* [Instructions for the task]: Below are records to transcribe exactly, without their pictures.

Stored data

□ □ □ □ □ □ □

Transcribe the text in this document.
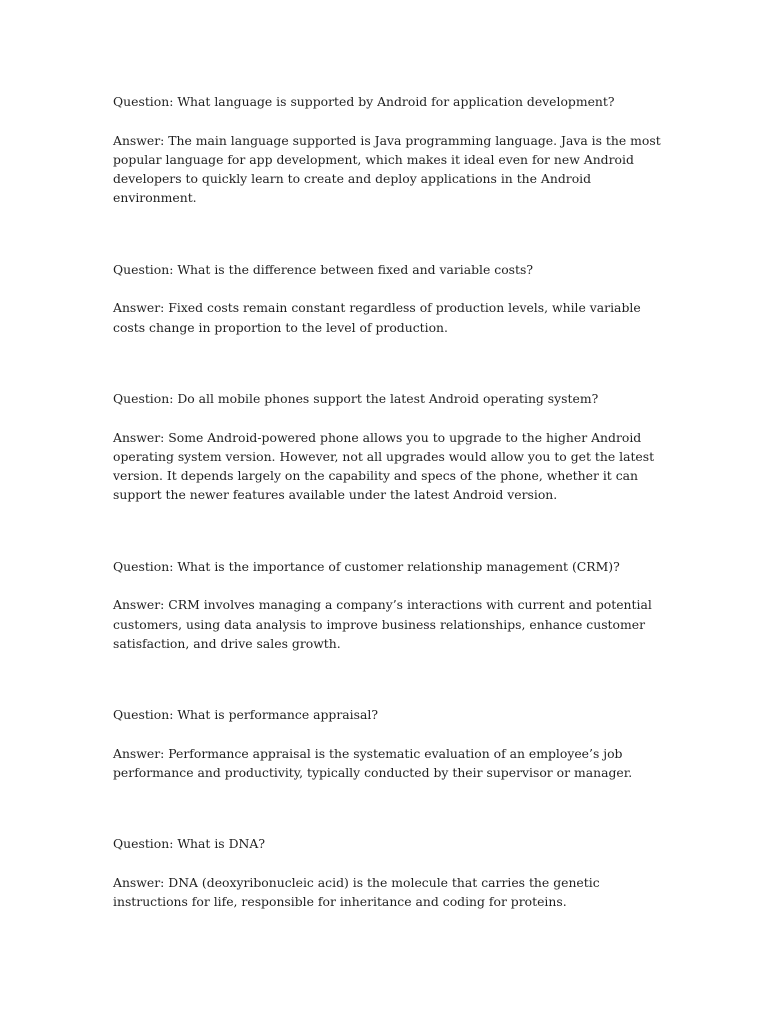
Question: What language is supported by Android for application development?

Answer: The main language supported is Java programming language. Java is the most popular language for app development, which makes it ideal even for new Android developers to quickly learn to create and deploy applications in the Android environment.

Question: What is the difference between fixed and variable costs?

Answer: Fixed costs remain constant regardless of production levels, while variable costs change in proportion to the level of production.

Question: Do all mobile phones support the latest Android operating system?

Answer: Some Android-powered phone allows you to upgrade to the higher Android operating system version. However, not all upgrades would allow you to get the latest version. It depends largely on the capability and specs of the phone, whether it can support the newer features available under the latest Android version.

Question: What is the importance of customer relationship management (CRM)?

Answer: CRM involves managing a company’s interactions with current and potential customers, using data analysis to improve business relationships, enhance customer satisfaction, and drive sales growth.

Question: What is performance appraisal?

Answer: Performance appraisal is the systematic evaluation of an employee’s job performance and productivity, typically conducted by their supervisor or manager.

Question: What is DNA?

Answer: DNA (deoxyribonucleic acid) is the molecule that carries the genetic instructions for life, responsible for inheritance and coding for proteins.
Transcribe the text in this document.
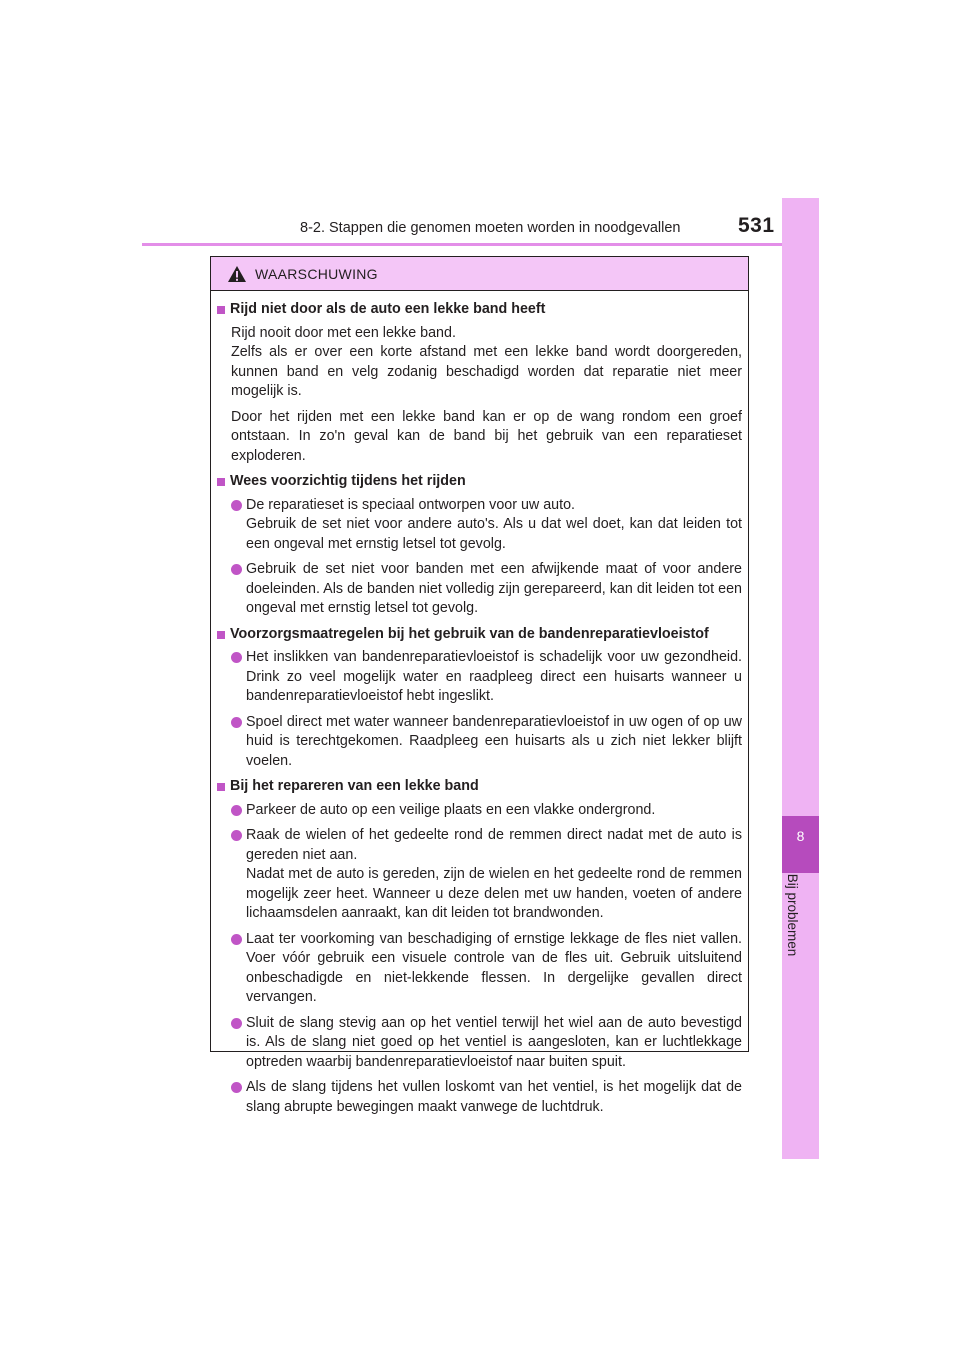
8-2. Stappen die genomen moeten worden in noodgevallen	531
8
Bij problemen
WAARSCHUWING
Rijd niet door als de auto een lekke band heeft
Rijd nooit door met een lekke band.
Zelfs als er over een korte afstand met een lekke band wordt doorgereden, kunnen band en velg zodanig beschadigd worden dat reparatie niet meer mogelijk is.
Door het rijden met een lekke band kan er op de wang rondom een groef ontstaan. In zo'n geval kan de band bij het gebruik van een reparatieset exploderen.
Wees voorzichtig tijdens het rijden
De reparatieset is speciaal ontworpen voor uw auto.
Gebruik de set niet voor andere auto's. Als u dat wel doet, kan dat leiden tot een ongeval met ernstig letsel tot gevolg.
Gebruik de set niet voor banden met een afwijkende maat of voor andere doeleinden. Als de banden niet volledig zijn gerepareerd, kan dit leiden tot een ongeval met ernstig letsel tot gevolg.
Voorzorgsmaatregelen bij het gebruik van de bandenreparatievloeistof
Het inslikken van bandenreparatievloeistof is schadelijk voor uw gezondheid. Drink zo veel mogelijk water en raadpleeg direct een huisarts wanneer u bandenreparatievloeistof hebt ingeslikt.
Spoel direct met water wanneer bandenreparatievloeistof in uw ogen of op uw huid is terechtgekomen. Raadpleeg een huisarts als u zich niet lekker blijft voelen.
Bij het repareren van een lekke band
Parkeer de auto op een veilige plaats en een vlakke ondergrond.
Raak de wielen of het gedeelte rond de remmen direct nadat met de auto is gereden niet aan.
Nadat met de auto is gereden, zijn de wielen en het gedeelte rond de remmen mogelijk zeer heet. Wanneer u deze delen met uw handen, voeten of andere lichaamsdelen aanraakt, kan dit leiden tot brandwonden.
Laat ter voorkoming van beschadiging of ernstige lekkage de fles niet vallen. Voer vóór gebruik een visuele controle van de fles uit. Gebruik uitsluitend onbeschadigde en niet-lekkende flessen. In dergelijke gevallen direct vervangen.
Sluit de slang stevig aan op het ventiel terwijl het wiel aan de auto bevestigd is. Als de slang niet goed op het ventiel is aangesloten, kan er luchtlekkage optreden waarbij bandenreparatievloeistof naar buiten spuit.
Als de slang tijdens het vullen loskomt van het ventiel, is het mogelijk dat de slang abrupte bewegingen maakt vanwege de luchtdruk.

□ □ □ □ □ □ □

* [Your solution]:
Transcribe the text in this document.
Question: What language is supported by Android for application development?

Answer: The main language supported is Java programming language. Java is the most popular language for app development, which makes it ideal even for new Android developers to quickly learn to create and deploy applications in the Android environment.

Question: What is the difference between fixed and variable costs?

Answer: Fixed costs remain constant regardless of production levels, while variable costs change in proportion to the level of production.

Question: Do all mobile phones support the latest Android operating system?

Answer: Some Android-powered phone allows you to upgrade to the higher Android operating system version. However, not all upgrades would allow you to get the latest version. It depends largely on the capability and specs of the phone, whether it can support the newer features available under the latest Android version.

Question: What is the importance of customer relationship management (CRM)?

Answer: CRM involves managing a company’s interactions with current and potential customers, using data analysis to improve business relationships, enhance customer satisfaction, and drive sales growth.

Question: What is performance appraisal?

Answer: Performance appraisal is the systematic evaluation of an employee’s job performance and productivity, typically conducted by their supervisor or manager.

Question: What is DNA?

Answer: DNA (deoxyribonucleic acid) is the molecule that carries the genetic instructions for life, responsible for inheritance and coding for proteins.
Transcribe the text in this document.
8-2. Stappen die genomen moeten worden in noodgevallen	531
8
Bij problemen
WAARSCHUWING
Rijd niet door als de auto een lekke band heeft
Rijd nooit door met een lekke band.
Zelfs als er over een korte afstand met een lekke band wordt doorgereden, kunnen band en velg zodanig beschadigd worden dat reparatie niet meer mogelijk is.
Door het rijden met een lekke band kan er op de wang rondom een groef ontstaan. In zo'n geval kan de band bij het gebruik van een reparatieset exploderen.
Wees voorzichtig tijdens het rijden
De reparatieset is speciaal ontworpen voor uw auto.
Gebruik de set niet voor andere auto's. Als u dat wel doet, kan dat leiden tot een ongeval met ernstig letsel tot gevolg.
Gebruik de set niet voor banden met een afwijkende maat of voor andere doeleinden. Als de banden niet volledig zijn gerepareerd, kan dit leiden tot een ongeval met ernstig letsel tot gevolg.
Voorzorgsmaatregelen bij het gebruik van de bandenreparatievloeistof
Het inslikken van bandenreparatievloeistof is schadelijk voor uw gezondheid. Drink zo veel mogelijk water en raadpleeg direct een huisarts wanneer u bandenreparatievloeistof hebt ingeslikt.
Spoel direct met water wanneer bandenreparatievloeistof in uw ogen of op uw huid is terechtgekomen. Raadpleeg een huisarts als u zich niet lekker blijft voelen.
Bij het repareren van een lekke band
Parkeer de auto op een veilige plaats en een vlakke ondergrond.
Raak de wielen of het gedeelte rond de remmen direct nadat met de auto is gereden niet aan.
Nadat met de auto is gereden, zijn de wielen en het gedeelte rond de remmen mogelijk zeer heet. Wanneer u deze delen met uw handen, voeten of andere lichaamsdelen aanraakt, kan dit leiden tot brandwonden.
Laat ter voorkoming van beschadiging of ernstige lekkage de fles niet vallen. Voer vóór gebruik een visuele controle van de fles uit. Gebruik uitsluitend onbeschadigde en niet-lekkende flessen. In dergelijke gevallen direct vervangen.
Sluit de slang stevig aan op het ventiel terwijl het wiel aan de auto bevestigd is. Als de slang niet goed op het ventiel is aangesloten, kan er luchtlekkage optreden waarbij bandenreparatievloeistof naar buiten spuit.
Als de slang tijdens het vullen loskomt van het ventiel, is het mogelijk dat de slang abrupte bewegingen maakt vanwege de luchtdruk.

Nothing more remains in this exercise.